_INSTRUCTIONS FOR THE TASK_.
Copy all the entries below exactly, but not the pictures.
>> Start SUPPLIED INFORMATION
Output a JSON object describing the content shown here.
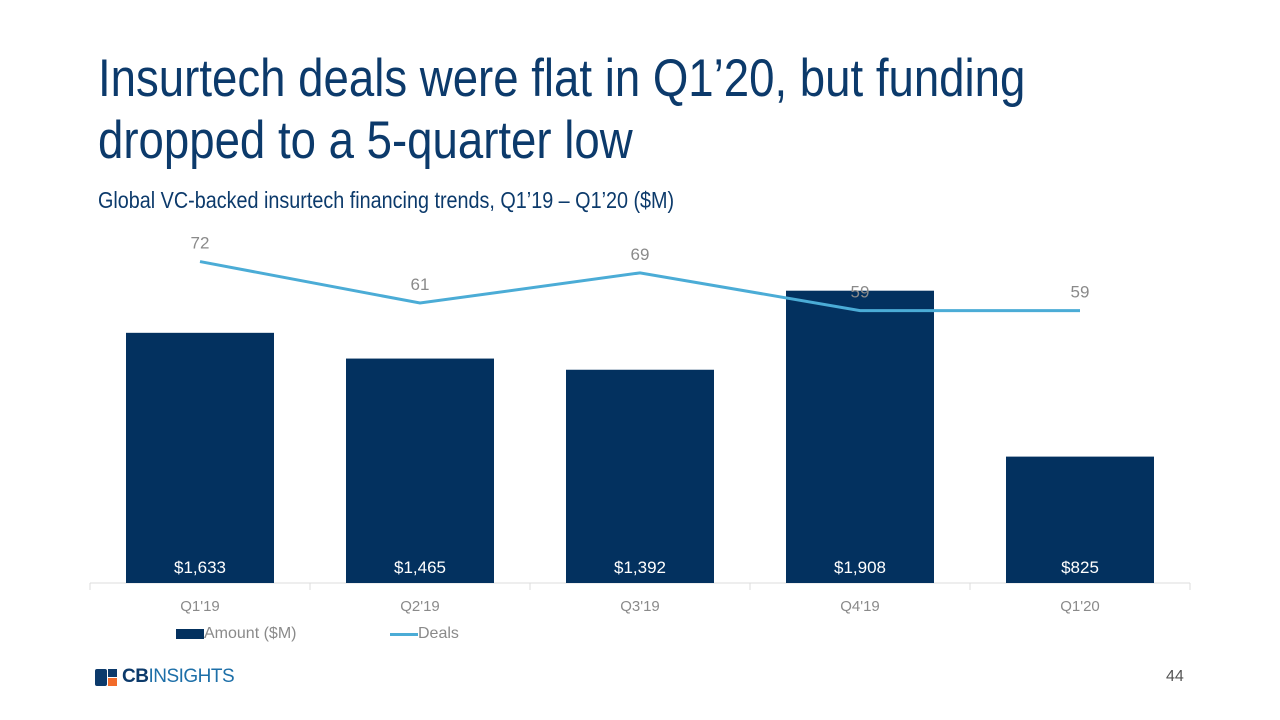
{
  "header": {
    "title_line1": "Insurtech deals were flat in Q1’20, but funding",
    "title_line2": "dropped to a 5-quarter low",
    "subtitle": "Global VC-backed insurtech financing trends, Q1’19 – Q1’20 ($M)"
  },
  "chart_data": {
    "type": "bar+line",
    "categories": [
      "Q1'19",
      "Q2'19",
      "Q3'19",
      "Q4'19",
      "Q1'20"
    ],
    "series": [
      {
        "name": "Amount ($M)",
        "type": "bar",
        "values": [
          1633,
          1465,
          1392,
          1908,
          825
        ],
        "labels": [
          "$1,633",
          "$1,465",
          "$1,392",
          "$1,908",
          "$825"
        ],
        "color": "#03315f"
      },
      {
        "name": "Deals",
        "type": "line",
        "values": [
          72,
          61,
          69,
          59,
          59
        ],
        "labels": [
          "72",
          "61",
          "69",
          "59",
          "59"
        ],
        "color": "#4bacd6"
      }
    ],
    "ylim": [
      0,
      2500
    ],
    "grid": false,
    "legend": "bottom-left"
  },
  "footer": {
    "logo_cb": "CB",
    "logo_insights": "INSIGHTS",
    "page_number": "44"
  }
}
>> End SUPPLIED INFORMATION
_EXPECTED ANSWER_.
Output a JSON object describing the content shown here.
{
  "header": {
    "title_line1": "Insurtech deals were flat in Q1’20, but funding",
    "title_line2": "dropped to a 5-quarter low",
    "subtitle": "Global VC-backed insurtech financing trends, Q1’19 – Q1’20 ($M)"
  },
  "chart_data": {
    "type": "bar+line",
    "categories": [
      "Q1'19",
      "Q2'19",
      "Q3'19",
      "Q4'19",
      "Q1'20"
    ],
    "series": [
      {
        "name": "Amount ($M)",
        "type": "bar",
        "values": [
          1633,
          1465,
          1392,
          1908,
          825
        ],
        "labels": [
          "$1,633",
          "$1,465",
          "$1,392",
          "$1,908",
          "$825"
        ],
        "color": "#03315f"
      },
      {
        "name": "Deals",
        "type": "line",
        "values": [
          72,
          61,
          69,
          59,
          59
        ],
        "labels": [
          "72",
          "61",
          "69",
          "59",
          "59"
        ],
        "color": "#4bacd6"
      }
    ],
    "ylim": [
      0,
      2500
    ],
    "grid": false,
    "legend": "bottom-left"
  },
  "footer": {
    "logo_cb": "CB",
    "logo_insights": "INSIGHTS",
    "page_number": "44"
  }
}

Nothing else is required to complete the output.